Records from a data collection

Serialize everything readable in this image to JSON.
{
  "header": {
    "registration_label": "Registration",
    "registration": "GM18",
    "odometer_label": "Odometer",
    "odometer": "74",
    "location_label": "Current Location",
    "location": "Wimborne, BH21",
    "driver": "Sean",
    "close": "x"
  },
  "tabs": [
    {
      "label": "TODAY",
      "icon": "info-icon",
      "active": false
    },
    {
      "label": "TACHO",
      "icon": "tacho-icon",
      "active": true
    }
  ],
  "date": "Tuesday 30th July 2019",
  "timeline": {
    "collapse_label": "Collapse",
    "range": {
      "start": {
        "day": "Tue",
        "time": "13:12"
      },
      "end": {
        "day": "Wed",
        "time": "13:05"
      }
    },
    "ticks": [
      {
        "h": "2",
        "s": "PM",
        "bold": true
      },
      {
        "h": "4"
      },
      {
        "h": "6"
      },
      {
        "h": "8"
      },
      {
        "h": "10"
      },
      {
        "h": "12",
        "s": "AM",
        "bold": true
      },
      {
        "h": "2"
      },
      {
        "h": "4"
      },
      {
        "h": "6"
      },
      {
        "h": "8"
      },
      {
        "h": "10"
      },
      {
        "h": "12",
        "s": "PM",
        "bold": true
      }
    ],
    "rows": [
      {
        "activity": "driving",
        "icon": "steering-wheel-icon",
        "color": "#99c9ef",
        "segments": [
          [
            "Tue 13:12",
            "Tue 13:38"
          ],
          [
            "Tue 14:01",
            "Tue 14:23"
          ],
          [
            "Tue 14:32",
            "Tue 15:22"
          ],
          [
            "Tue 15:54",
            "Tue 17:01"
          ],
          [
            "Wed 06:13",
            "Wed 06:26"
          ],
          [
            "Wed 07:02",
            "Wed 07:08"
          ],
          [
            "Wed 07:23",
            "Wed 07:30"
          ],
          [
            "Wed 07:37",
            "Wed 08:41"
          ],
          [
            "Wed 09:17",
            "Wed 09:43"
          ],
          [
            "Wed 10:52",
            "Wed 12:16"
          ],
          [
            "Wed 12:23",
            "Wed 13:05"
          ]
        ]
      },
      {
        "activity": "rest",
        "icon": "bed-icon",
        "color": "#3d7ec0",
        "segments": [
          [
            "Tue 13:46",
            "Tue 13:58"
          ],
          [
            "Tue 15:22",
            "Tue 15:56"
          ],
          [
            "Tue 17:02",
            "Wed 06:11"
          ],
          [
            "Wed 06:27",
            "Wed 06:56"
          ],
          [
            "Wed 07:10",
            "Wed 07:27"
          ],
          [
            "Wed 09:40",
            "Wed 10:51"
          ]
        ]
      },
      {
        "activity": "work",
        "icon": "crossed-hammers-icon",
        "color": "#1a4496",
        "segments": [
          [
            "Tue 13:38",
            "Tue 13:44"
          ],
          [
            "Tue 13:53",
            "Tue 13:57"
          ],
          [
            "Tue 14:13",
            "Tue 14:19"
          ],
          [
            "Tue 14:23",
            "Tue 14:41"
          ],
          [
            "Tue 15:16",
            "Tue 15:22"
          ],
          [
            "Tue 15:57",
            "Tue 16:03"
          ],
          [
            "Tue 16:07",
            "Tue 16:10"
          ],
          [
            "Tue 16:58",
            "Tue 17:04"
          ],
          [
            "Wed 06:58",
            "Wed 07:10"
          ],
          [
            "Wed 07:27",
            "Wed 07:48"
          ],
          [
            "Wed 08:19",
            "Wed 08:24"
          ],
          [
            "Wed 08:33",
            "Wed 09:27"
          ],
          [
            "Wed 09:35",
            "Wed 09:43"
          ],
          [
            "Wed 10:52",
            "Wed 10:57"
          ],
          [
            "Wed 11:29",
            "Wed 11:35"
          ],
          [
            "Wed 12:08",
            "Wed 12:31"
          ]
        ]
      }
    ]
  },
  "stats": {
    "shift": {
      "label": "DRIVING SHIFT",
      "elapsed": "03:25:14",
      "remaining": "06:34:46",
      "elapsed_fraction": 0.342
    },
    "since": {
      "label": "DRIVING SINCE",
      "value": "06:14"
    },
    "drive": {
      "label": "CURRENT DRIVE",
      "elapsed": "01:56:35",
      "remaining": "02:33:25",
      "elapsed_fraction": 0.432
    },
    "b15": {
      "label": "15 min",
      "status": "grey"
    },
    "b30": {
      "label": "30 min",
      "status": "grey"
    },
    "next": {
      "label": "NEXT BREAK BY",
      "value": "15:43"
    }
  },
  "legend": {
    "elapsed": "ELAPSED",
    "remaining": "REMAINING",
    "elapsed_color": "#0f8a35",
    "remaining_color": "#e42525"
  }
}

**Directions for this task**: Return the whole listing exactly, with every line included.

**Full output**:
Serialize everything readable in this image to JSON.
{
  "header": {
    "registration_label": "Registration",
    "registration": "GM18",
    "odometer_label": "Odometer",
    "odometer": "74",
    "location_label": "Current Location",
    "location": "Wimborne, BH21",
    "driver": "Sean",
    "close": "x"
  },
  "tabs": [
    {
      "label": "TODAY",
      "icon": "info-icon",
      "active": false
    },
    {
      "label": "TACHO",
      "icon": "tacho-icon",
      "active": true
    }
  ],
  "date": "Tuesday 30th July 2019",
  "timeline": {
    "collapse_label": "Collapse",
    "range": {
      "start": {
        "day": "Tue",
        "time": "13:12"
      },
      "end": {
        "day": "Wed",
        "time": "13:05"
      }
    },
    "ticks": [
      {
        "h": "2",
        "s": "PM",
        "bold": true
      },
      {
        "h": "4"
      },
      {
        "h": "6"
      },
      {
        "h": "8"
      },
      {
        "h": "10"
      },
      {
        "h": "12",
        "s": "AM",
        "bold": true
      },
      {
        "h": "2"
      },
      {
        "h": "4"
      },
      {
        "h": "6"
      },
      {
        "h": "8"
      },
      {
        "h": "10"
      },
      {
        "h": "12",
        "s": "PM",
        "bold": true
      }
    ],
    "rows": [
      {
        "activity": "driving",
        "icon": "steering-wheel-icon",
        "color": "#99c9ef",
        "segments": [
          [
            "Tue 13:12",
            "Tue 13:38"
          ],
          [
            "Tue 14:01",
            "Tue 14:23"
          ],
          [
            "Tue 14:32",
            "Tue 15:22"
          ],
          [
            "Tue 15:54",
            "Tue 17:01"
          ],
          [
            "Wed 06:13",
            "Wed 06:26"
          ],
          [
            "Wed 07:02",
            "Wed 07:08"
          ],
          [
            "Wed 07:23",
            "Wed 07:30"
          ],
          [
            "Wed 07:37",
            "Wed 08:41"
          ],
          [
            "Wed 09:17",
            "Wed 09:43"
          ],
          [
            "Wed 10:52",
            "Wed 12:16"
          ],
          [
            "Wed 12:23",
            "Wed 13:05"
          ]
        ]
      },
      {
        "activity": "rest",
        "icon": "bed-icon",
        "color": "#3d7ec0",
        "segments": [
          [
            "Tue 13:46",
            "Tue 13:58"
          ],
          [
            "Tue 15:22",
            "Tue 15:56"
          ],
          [
            "Tue 17:02",
            "Wed 06:11"
          ],
          [
            "Wed 06:27",
            "Wed 06:56"
          ],
          [
            "Wed 07:10",
            "Wed 07:27"
          ],
          [
            "Wed 09:40",
            "Wed 10:51"
          ]
        ]
      },
      {
        "activity": "work",
        "icon": "crossed-hammers-icon",
        "color": "#1a4496",
        "segments": [
          [
            "Tue 13:38",
            "Tue 13:44"
          ],
          [
            "Tue 13:53",
            "Tue 13:57"
          ],
          [
            "Tue 14:13",
            "Tue 14:19"
          ],
          [
            "Tue 14:23",
            "Tue 14:41"
          ],
          [
            "Tue 15:16",
            "Tue 15:22"
          ],
          [
            "Tue 15:57",
            "Tue 16:03"
          ],
          [
            "Tue 16:07",
            "Tue 16:10"
          ],
          [
            "Tue 16:58",
            "Tue 17:04"
          ],
          [
            "Wed 06:58",
            "Wed 07:10"
          ],
          [
            "Wed 07:27",
            "Wed 07:48"
          ],
          [
            "Wed 08:19",
            "Wed 08:24"
          ],
          [
            "Wed 08:33",
            "Wed 09:27"
          ],
          [
            "Wed 09:35",
            "Wed 09:43"
          ],
          [
            "Wed 10:52",
            "Wed 10:57"
          ],
          [
            "Wed 11:29",
            "Wed 11:35"
          ],
          [
            "Wed 12:08",
            "Wed 12:31"
          ]
        ]
      }
    ]
  },
  "stats": {
    "shift": {
      "label": "DRIVING SHIFT",
      "elapsed": "03:25:14",
      "remaining": "06:34:46",
      "elapsed_fraction": 0.342
    },
    "since": {
      "label": "DRIVING SINCE",
      "value": "06:14"
    },
    "drive": {
      "label": "CURRENT DRIVE",
      "elapsed": "01:56:35",
      "remaining": "02:33:25",
      "elapsed_fraction": 0.432
    },
    "b15": {
      "label": "15 min",
      "status": "grey"
    },
    "b30": {
      "label": "30 min",
      "status": "grey"
    },
    "next": {
      "label": "NEXT BREAK BY",
      "value": "15:43"
    }
  },
  "legend": {
    "elapsed": "ELAPSED",
    "remaining": "REMAINING",
    "elapsed_color": "#0f8a35",
    "remaining_color": "#e42525"
  }
}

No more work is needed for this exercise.